### DATASET EXTRACT
-*-*-

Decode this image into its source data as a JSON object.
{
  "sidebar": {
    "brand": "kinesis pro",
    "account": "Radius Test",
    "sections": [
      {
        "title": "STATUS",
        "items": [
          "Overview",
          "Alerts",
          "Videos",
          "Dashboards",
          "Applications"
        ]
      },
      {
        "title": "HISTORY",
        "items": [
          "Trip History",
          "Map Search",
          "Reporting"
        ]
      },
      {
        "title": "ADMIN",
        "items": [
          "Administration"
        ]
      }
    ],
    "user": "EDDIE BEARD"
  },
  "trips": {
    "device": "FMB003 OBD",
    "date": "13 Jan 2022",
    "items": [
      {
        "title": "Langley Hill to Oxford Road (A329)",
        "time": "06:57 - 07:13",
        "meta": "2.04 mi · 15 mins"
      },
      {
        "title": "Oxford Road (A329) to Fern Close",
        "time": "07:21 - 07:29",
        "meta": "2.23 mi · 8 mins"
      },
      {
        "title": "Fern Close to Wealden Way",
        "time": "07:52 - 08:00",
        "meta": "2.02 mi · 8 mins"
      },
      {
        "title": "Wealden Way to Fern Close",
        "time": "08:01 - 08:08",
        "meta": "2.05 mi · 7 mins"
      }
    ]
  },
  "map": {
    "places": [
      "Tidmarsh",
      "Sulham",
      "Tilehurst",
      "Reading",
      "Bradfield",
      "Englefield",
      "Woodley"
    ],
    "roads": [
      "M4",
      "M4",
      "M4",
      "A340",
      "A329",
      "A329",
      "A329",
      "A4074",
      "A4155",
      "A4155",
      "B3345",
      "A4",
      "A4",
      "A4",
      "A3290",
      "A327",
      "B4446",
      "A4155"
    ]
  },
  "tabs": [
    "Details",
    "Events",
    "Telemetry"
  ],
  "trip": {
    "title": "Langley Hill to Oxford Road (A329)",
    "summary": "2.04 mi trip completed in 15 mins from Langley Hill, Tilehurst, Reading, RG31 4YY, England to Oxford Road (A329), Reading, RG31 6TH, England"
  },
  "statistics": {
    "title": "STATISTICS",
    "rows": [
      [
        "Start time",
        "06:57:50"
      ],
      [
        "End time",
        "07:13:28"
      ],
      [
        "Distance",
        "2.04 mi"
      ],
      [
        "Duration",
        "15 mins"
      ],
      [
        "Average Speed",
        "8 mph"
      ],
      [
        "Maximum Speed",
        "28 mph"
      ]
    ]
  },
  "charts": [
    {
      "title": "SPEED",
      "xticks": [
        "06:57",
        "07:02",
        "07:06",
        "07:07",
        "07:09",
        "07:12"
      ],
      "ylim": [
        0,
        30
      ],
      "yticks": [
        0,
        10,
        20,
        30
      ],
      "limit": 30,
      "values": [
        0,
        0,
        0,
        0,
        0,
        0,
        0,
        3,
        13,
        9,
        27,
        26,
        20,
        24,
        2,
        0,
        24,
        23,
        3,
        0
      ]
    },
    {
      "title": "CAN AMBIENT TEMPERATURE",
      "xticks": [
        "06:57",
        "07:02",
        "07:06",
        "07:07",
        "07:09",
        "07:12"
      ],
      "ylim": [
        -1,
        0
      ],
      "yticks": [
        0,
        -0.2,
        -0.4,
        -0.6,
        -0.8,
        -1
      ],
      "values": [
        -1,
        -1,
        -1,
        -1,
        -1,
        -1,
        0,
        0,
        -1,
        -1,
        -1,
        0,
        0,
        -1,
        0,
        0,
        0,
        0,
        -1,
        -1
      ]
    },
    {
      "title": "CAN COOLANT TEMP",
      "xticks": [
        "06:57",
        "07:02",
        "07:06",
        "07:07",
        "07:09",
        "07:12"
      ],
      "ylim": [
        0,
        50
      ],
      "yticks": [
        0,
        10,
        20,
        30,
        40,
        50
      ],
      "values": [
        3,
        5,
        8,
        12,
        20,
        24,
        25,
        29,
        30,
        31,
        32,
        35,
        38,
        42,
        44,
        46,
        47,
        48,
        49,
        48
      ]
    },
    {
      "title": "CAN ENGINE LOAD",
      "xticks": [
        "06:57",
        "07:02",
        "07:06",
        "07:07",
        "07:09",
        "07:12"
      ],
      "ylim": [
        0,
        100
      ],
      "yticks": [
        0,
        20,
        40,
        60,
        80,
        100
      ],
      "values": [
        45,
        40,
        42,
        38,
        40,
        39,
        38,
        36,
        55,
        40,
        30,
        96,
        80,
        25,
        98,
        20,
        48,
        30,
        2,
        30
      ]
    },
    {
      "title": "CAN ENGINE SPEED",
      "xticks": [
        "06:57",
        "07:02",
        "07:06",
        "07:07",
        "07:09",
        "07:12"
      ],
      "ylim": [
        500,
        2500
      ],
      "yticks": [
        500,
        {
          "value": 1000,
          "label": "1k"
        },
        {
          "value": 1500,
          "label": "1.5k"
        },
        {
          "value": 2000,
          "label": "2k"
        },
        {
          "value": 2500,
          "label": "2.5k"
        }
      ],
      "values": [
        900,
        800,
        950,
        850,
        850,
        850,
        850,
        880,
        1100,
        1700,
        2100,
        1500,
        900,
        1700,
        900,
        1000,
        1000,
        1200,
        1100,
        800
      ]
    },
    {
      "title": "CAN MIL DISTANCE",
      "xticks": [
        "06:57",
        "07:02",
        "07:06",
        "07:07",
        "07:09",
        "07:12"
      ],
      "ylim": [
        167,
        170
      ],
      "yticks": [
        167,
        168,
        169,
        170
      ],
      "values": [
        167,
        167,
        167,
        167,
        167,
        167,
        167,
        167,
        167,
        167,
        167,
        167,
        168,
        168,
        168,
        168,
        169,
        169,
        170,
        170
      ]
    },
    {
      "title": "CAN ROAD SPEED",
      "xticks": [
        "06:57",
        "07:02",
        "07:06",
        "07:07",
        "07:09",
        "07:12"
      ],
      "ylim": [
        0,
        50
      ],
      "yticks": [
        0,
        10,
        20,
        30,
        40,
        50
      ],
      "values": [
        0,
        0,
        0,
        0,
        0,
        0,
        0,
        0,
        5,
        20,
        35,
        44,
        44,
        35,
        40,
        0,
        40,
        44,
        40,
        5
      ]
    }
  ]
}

-*-*-

Reproduce every entry shown above, precisely as it stands.

### CORRECT OUTPUT
Decode this image into its source data as a JSON object.
{
  "sidebar": {
    "brand": "kinesis pro",
    "account": "Radius Test",
    "sections": [
      {
        "title": "STATUS",
        "items": [
          "Overview",
          "Alerts",
          "Videos",
          "Dashboards",
          "Applications"
        ]
      },
      {
        "title": "HISTORY",
        "items": [
          "Trip History",
          "Map Search",
          "Reporting"
        ]
      },
      {
        "title": "ADMIN",
        "items": [
          "Administration"
        ]
      }
    ],
    "user": "EDDIE BEARD"
  },
  "trips": {
    "device": "FMB003 OBD",
    "date": "13 Jan 2022",
    "items": [
      {
        "title": "Langley Hill to Oxford Road (A329)",
        "time": "06:57 - 07:13",
        "meta": "2.04 mi · 15 mins"
      },
      {
        "title": "Oxford Road (A329) to Fern Close",
        "time": "07:21 - 07:29",
        "meta": "2.23 mi · 8 mins"
      },
      {
        "title": "Fern Close to Wealden Way",
        "time": "07:52 - 08:00",
        "meta": "2.02 mi · 8 mins"
      },
      {
        "title": "Wealden Way to Fern Close",
        "time": "08:01 - 08:08",
        "meta": "2.05 mi · 7 mins"
      }
    ]
  },
  "map": {
    "places": [
      "Tidmarsh",
      "Sulham",
      "Tilehurst",
      "Reading",
      "Bradfield",
      "Englefield",
      "Woodley"
    ],
    "roads": [
      "M4",
      "M4",
      "M4",
      "A340",
      "A329",
      "A329",
      "A329",
      "A4074",
      "A4155",
      "A4155",
      "B3345",
      "A4",
      "A4",
      "A4",
      "A3290",
      "A327",
      "B4446",
      "A4155"
    ]
  },
  "tabs": [
    "Details",
    "Events",
    "Telemetry"
  ],
  "trip": {
    "title": "Langley Hill to Oxford Road (A329)",
    "summary": "2.04 mi trip completed in 15 mins from Langley Hill, Tilehurst, Reading, RG31 4YY, England to Oxford Road (A329), Reading, RG31 6TH, England"
  },
  "statistics": {
    "title": "STATISTICS",
    "rows": [
      [
        "Start time",
        "06:57:50"
      ],
      [
        "End time",
        "07:13:28"
      ],
      [
        "Distance",
        "2.04 mi"
      ],
      [
        "Duration",
        "15 mins"
      ],
      [
        "Average Speed",
        "8 mph"
      ],
      [
        "Maximum Speed",
        "28 mph"
      ]
    ]
  },
  "charts": [
    {
      "title": "SPEED",
      "xticks": [
        "06:57",
        "07:02",
        "07:06",
        "07:07",
        "07:09",
        "07:12"
      ],
      "ylim": [
        0,
        30
      ],
      "yticks": [
        0,
        10,
        20,
        30
      ],
      "limit": 30,
      "values": [
        0,
        0,
        0,
        0,
        0,
        0,
        0,
        3,
        13,
        9,
        27,
        26,
        20,
        24,
        2,
        0,
        24,
        23,
        3,
        0
      ]
    },
    {
      "title": "CAN AMBIENT TEMPERATURE",
      "xticks": [
        "06:57",
        "07:02",
        "07:06",
        "07:07",
        "07:09",
        "07:12"
      ],
      "ylim": [
        -1,
        0
      ],
      "yticks": [
        0,
        -0.2,
        -0.4,
        -0.6,
        -0.8,
        -1
      ],
      "values": [
        -1,
        -1,
        -1,
        -1,
        -1,
        -1,
        0,
        0,
        -1,
        -1,
        -1,
        0,
        0,
        -1,
        0,
        0,
        0,
        0,
        -1,
        -1
      ]
    },
    {
      "title": "CAN COOLANT TEMP",
      "xticks": [
        "06:57",
        "07:02",
        "07:06",
        "07:07",
        "07:09",
        "07:12"
      ],
      "ylim": [
        0,
        50
      ],
      "yticks": [
        0,
        10,
        20,
        30,
        40,
        50
      ],
      "values": [
        3,
        5,
        8,
        12,
        20,
        24,
        25,
        29,
        30,
        31,
        32,
        35,
        38,
        42,
        44,
        46,
        47,
        48,
        49,
        48
      ]
    },
    {
      "title": "CAN ENGINE LOAD",
      "xticks": [
        "06:57",
        "07:02",
        "07:06",
        "07:07",
        "07:09",
        "07:12"
      ],
      "ylim": [
        0,
        100
      ],
      "yticks": [
        0,
        20,
        40,
        60,
        80,
        100
      ],
      "values": [
        45,
        40,
        42,
        38,
        40,
        39,
        38,
        36,
        55,
        40,
        30,
        96,
        80,
        25,
        98,
        20,
        48,
        30,
        2,
        30
      ]
    },
    {
      "title": "CAN ENGINE SPEED",
      "xticks": [
        "06:57",
        "07:02",
        "07:06",
        "07:07",
        "07:09",
        "07:12"
      ],
      "ylim": [
        500,
        2500
      ],
      "yticks": [
        500,
        {
          "value": 1000,
          "label": "1k"
        },
        {
          "value": 1500,
          "label": "1.5k"
        },
        {
          "value": 2000,
          "label": "2k"
        },
        {
          "value": 2500,
          "label": "2.5k"
        }
      ],
      "values": [
        900,
        800,
        950,
        850,
        850,
        850,
        850,
        880,
        1100,
        1700,
        2100,
        1500,
        900,
        1700,
        900,
        1000,
        1000,
        1200,
        1100,
        800
      ]
    },
    {
      "title": "CAN MIL DISTANCE",
      "xticks": [
        "06:57",
        "07:02",
        "07:06",
        "07:07",
        "07:09",
        "07:12"
      ],
      "ylim": [
        167,
        170
      ],
      "yticks": [
        167,
        168,
        169,
        170
      ],
      "values": [
        167,
        167,
        167,
        167,
        167,
        167,
        167,
        167,
        167,
        167,
        167,
        167,
        168,
        168,
        168,
        168,
        169,
        169,
        170,
        170
      ]
    },
    {
      "title": "CAN ROAD SPEED",
      "xticks": [
        "06:57",
        "07:02",
        "07:06",
        "07:07",
        "07:09",
        "07:12"
      ],
      "ylim": [
        0,
        50
      ],
      "yticks": [
        0,
        10,
        20,
        30,
        40,
        50
      ],
      "values": [
        0,
        0,
        0,
        0,
        0,
        0,
        0,
        0,
        5,
        20,
        35,
        44,
        44,
        35,
        40,
        0,
        40,
        44,
        40,
        5
      ]
    }
  ]
}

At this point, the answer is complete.